(Instructions for the task): Work out how many lines in the entries below include the word "icon". Give nothing but the number.

— BEGIN Source material —

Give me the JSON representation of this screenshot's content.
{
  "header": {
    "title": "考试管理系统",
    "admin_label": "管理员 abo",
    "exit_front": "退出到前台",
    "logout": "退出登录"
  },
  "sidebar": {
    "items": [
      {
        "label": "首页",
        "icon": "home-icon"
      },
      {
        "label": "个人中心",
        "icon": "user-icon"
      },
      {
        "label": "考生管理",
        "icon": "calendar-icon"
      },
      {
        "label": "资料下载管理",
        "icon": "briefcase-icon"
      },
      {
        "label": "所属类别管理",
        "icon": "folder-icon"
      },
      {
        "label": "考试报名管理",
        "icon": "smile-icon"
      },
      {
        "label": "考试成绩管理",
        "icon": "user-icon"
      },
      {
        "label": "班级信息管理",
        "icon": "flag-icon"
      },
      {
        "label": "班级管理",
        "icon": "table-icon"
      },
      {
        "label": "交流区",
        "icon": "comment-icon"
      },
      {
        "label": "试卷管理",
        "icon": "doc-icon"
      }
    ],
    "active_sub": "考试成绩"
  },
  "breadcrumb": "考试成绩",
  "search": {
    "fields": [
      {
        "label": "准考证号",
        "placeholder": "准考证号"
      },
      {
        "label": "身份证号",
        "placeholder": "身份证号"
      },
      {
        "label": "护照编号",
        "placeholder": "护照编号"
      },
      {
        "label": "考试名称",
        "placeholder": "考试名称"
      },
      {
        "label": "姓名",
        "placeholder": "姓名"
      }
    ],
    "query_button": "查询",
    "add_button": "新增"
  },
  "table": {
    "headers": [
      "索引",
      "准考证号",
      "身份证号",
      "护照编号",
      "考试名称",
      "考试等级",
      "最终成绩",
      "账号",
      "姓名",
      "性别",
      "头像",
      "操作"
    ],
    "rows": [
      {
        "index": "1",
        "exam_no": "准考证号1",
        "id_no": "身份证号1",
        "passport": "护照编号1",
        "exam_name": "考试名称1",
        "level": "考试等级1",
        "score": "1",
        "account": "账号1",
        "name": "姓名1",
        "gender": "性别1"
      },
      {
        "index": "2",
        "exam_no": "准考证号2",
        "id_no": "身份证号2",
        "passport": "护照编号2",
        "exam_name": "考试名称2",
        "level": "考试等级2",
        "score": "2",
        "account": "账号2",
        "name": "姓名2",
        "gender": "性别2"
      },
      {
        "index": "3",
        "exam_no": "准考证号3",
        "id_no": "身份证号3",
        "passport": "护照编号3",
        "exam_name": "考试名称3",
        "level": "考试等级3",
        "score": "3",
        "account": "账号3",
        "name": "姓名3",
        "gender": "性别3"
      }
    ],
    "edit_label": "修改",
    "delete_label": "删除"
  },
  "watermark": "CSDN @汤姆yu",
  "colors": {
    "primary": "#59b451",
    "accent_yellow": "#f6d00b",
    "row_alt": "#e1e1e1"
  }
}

— END Source material —

(Complete answer): 11